→ **Records for the exercise**
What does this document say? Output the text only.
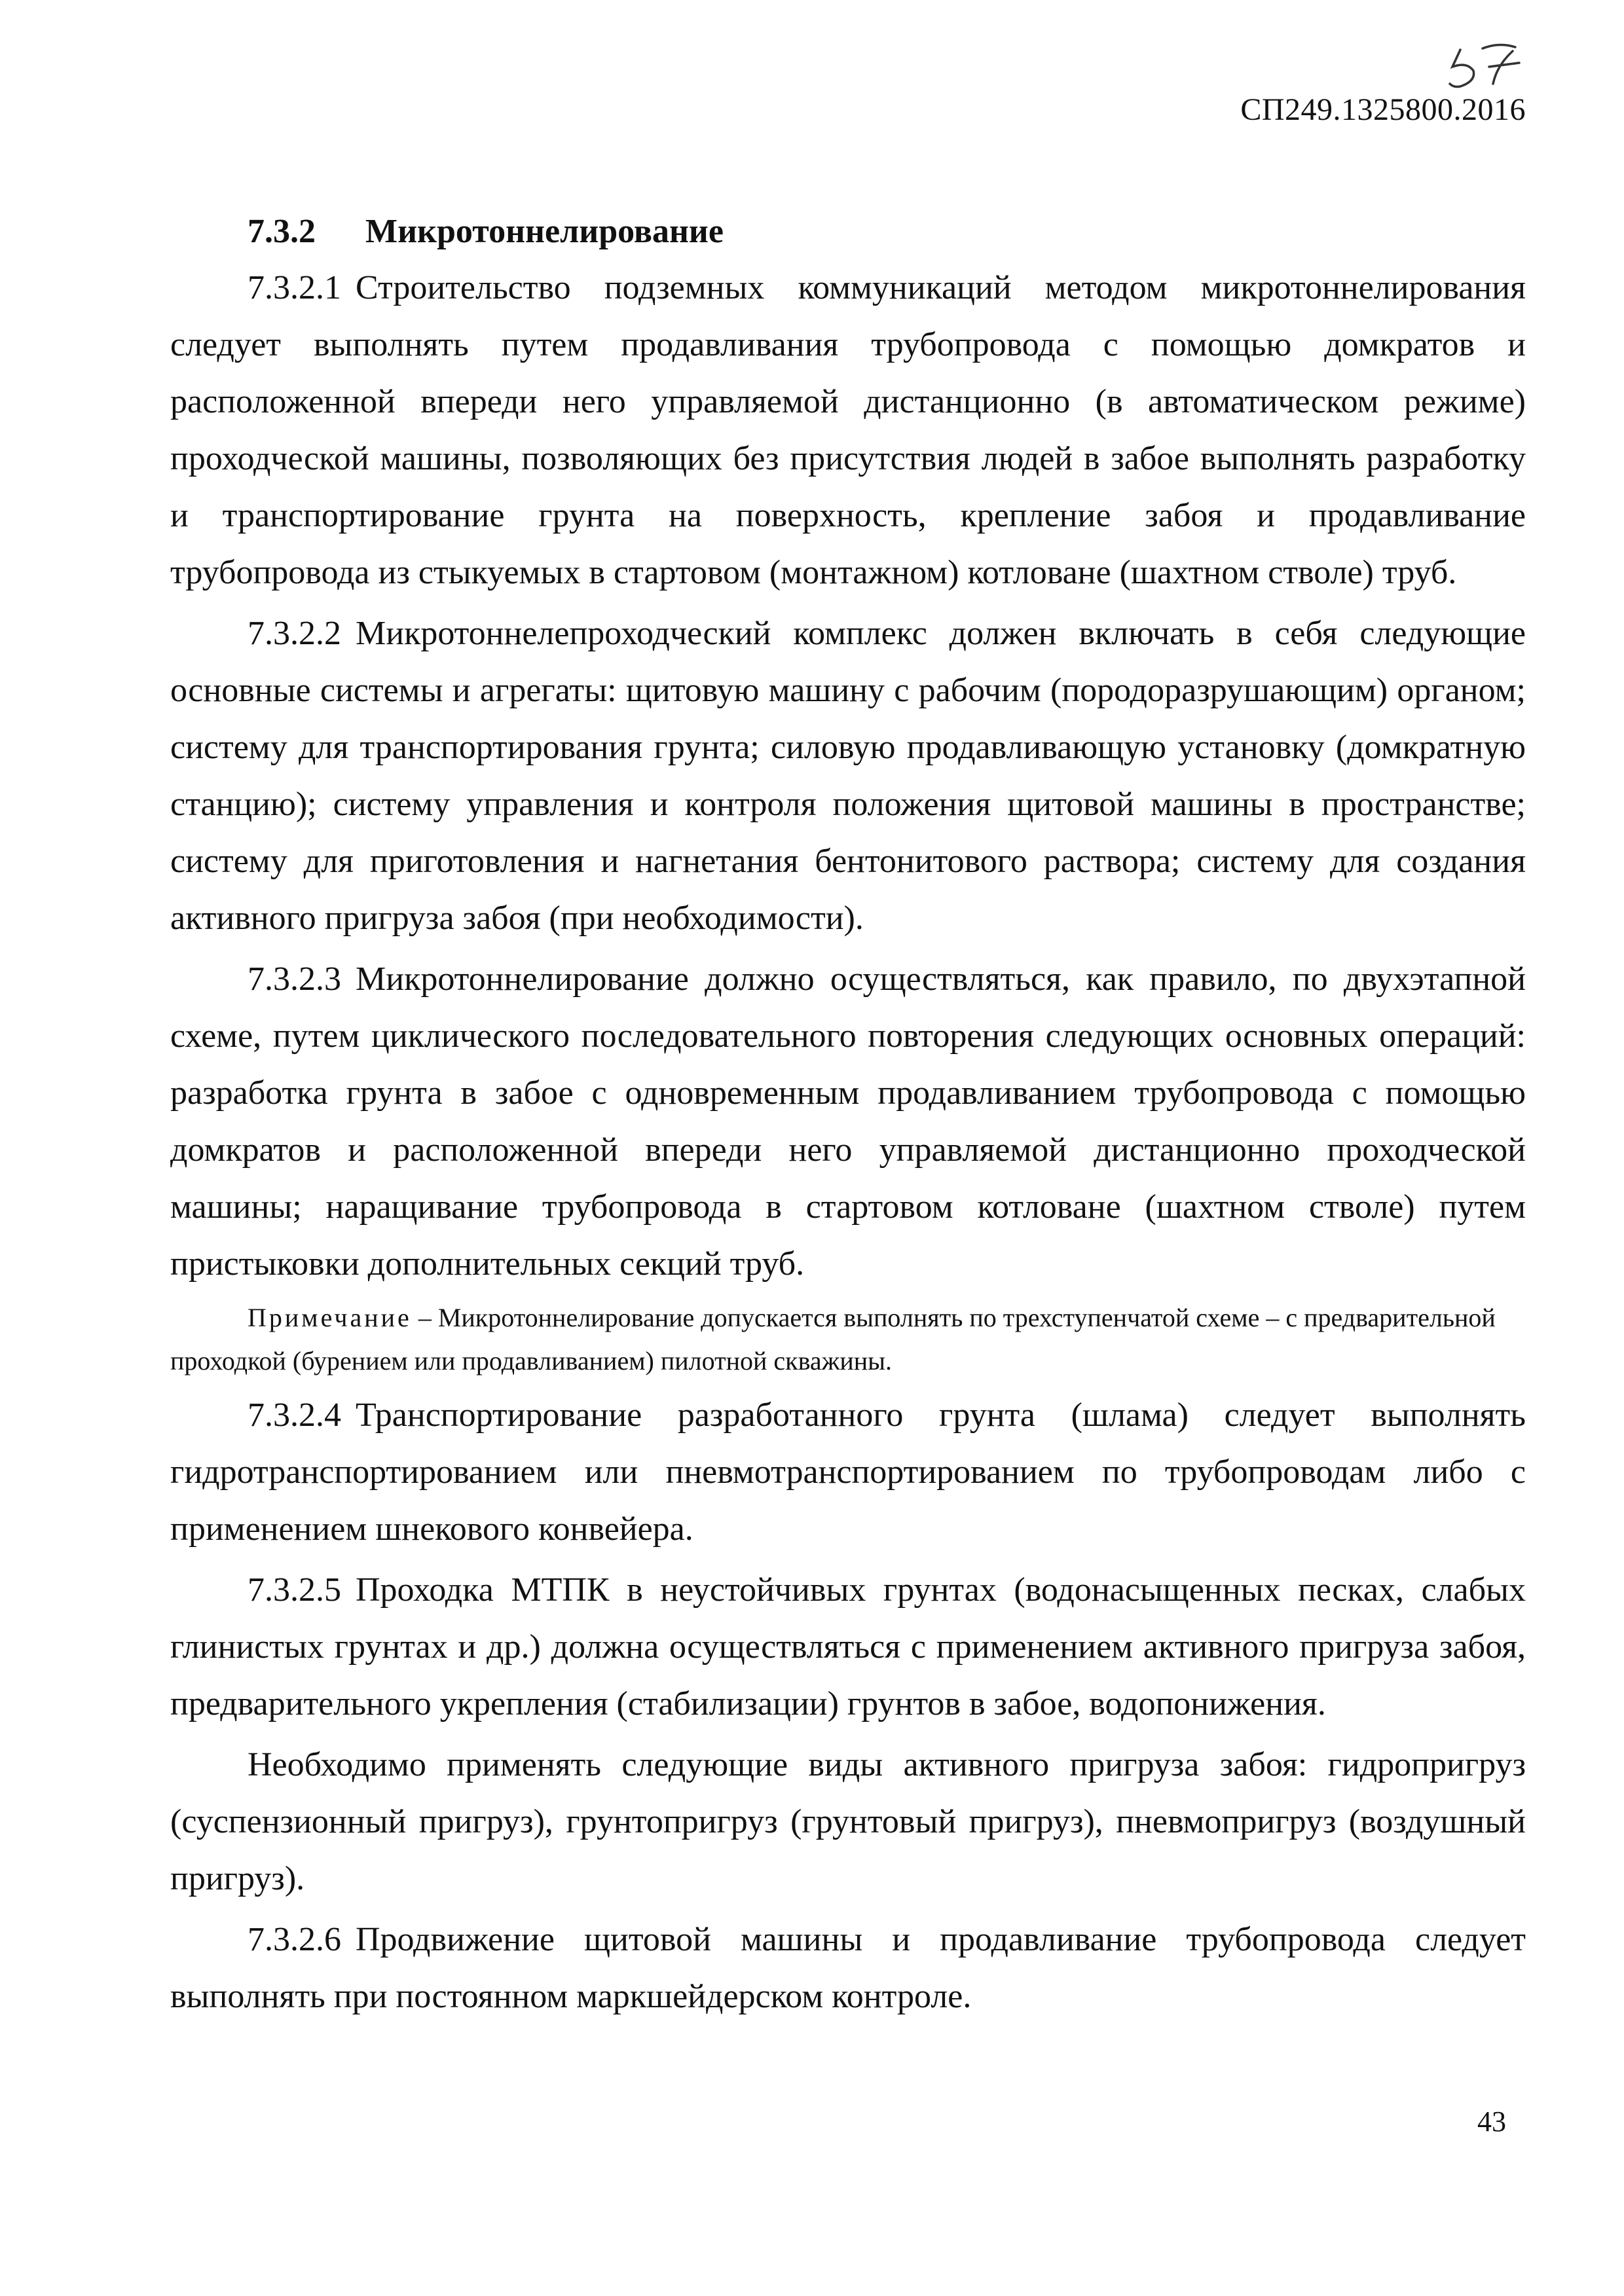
СП249.1325800.2016
7.3.2	Микротоннелирование

7.3.2.1 Строительство подземных коммуникаций методом микротоннелирования следует выполнять путем продавливания трубопровода с помощью домкратов и расположенной впереди него управляемой дистанционно (в автоматическом режиме) проходческой машины, позволяющих без присутствия людей в забое выполнять разработку и транспортирование грунта на поверхность, крепление забоя и продавливание трубопровода из стыкуемых в стартовом (монтажном) котловане (шахтном стволе) труб.

7.3.2.2 Микротоннелепроходческий комплекс должен включать в себя следующие основные системы и агрегаты: щитовую машину с рабочим (породоразрушающим) органом; систему для транспортирования грунта; силовую продавливающую установку (домкратную станцию); систему управления и контроля положения щитовой машины в пространстве; систему для приготовления и нагнетания бентонитового раствора; систему для создания активного пригруза забоя (при необходимости).

7.3.2.3 Микротоннелирование должно осуществляться, как правило, по двухэтапной схеме, путем циклического последовательного повторения следующих основных операций: разработка грунта в забое с одновременным продавливанием трубопровода с помощью домкратов и расположенной впереди него управляемой дистанционно проходческой машины; наращивание трубопровода в стартовом котловане (шахтном стволе) путем пристыковки дополнительных секций труб.

Примечание – Микротоннелирование допускается выполнять по трехступенчатой схеме – с предварительной проходкой (бурением или продавливанием) пилотной скважины.

7.3.2.4 Транспортирование разработанного грунта (шлама) следует выполнять гидротранспортированием или пневмотранспортированием по трубопроводам либо с применением шнекового конвейера.

7.3.2.5 Проходка МТПК в неустойчивых грунтах (водонасыщенных песках, слабых глинистых грунтах и др.) должна осуществляться с применением активного пригруза забоя, предварительного укрепления (стабилизации) грунтов в забое, водопонижения.

Необходимо применять следующие виды активного пригруза забоя: гидропригруз (суспензионный пригруз), грунтопригруз (грунтовый пригруз), пневмопригруз (воздушный пригруз).

7.3.2.6 Продвижение щитовой машины и продавливание трубопровода следует выполнять при постоянном маркшейдерском контроле.

43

→ **Objective**
Your task is to report how many lines of the material include the string "схеме". Give the number and no other words.

→ **Task response**
2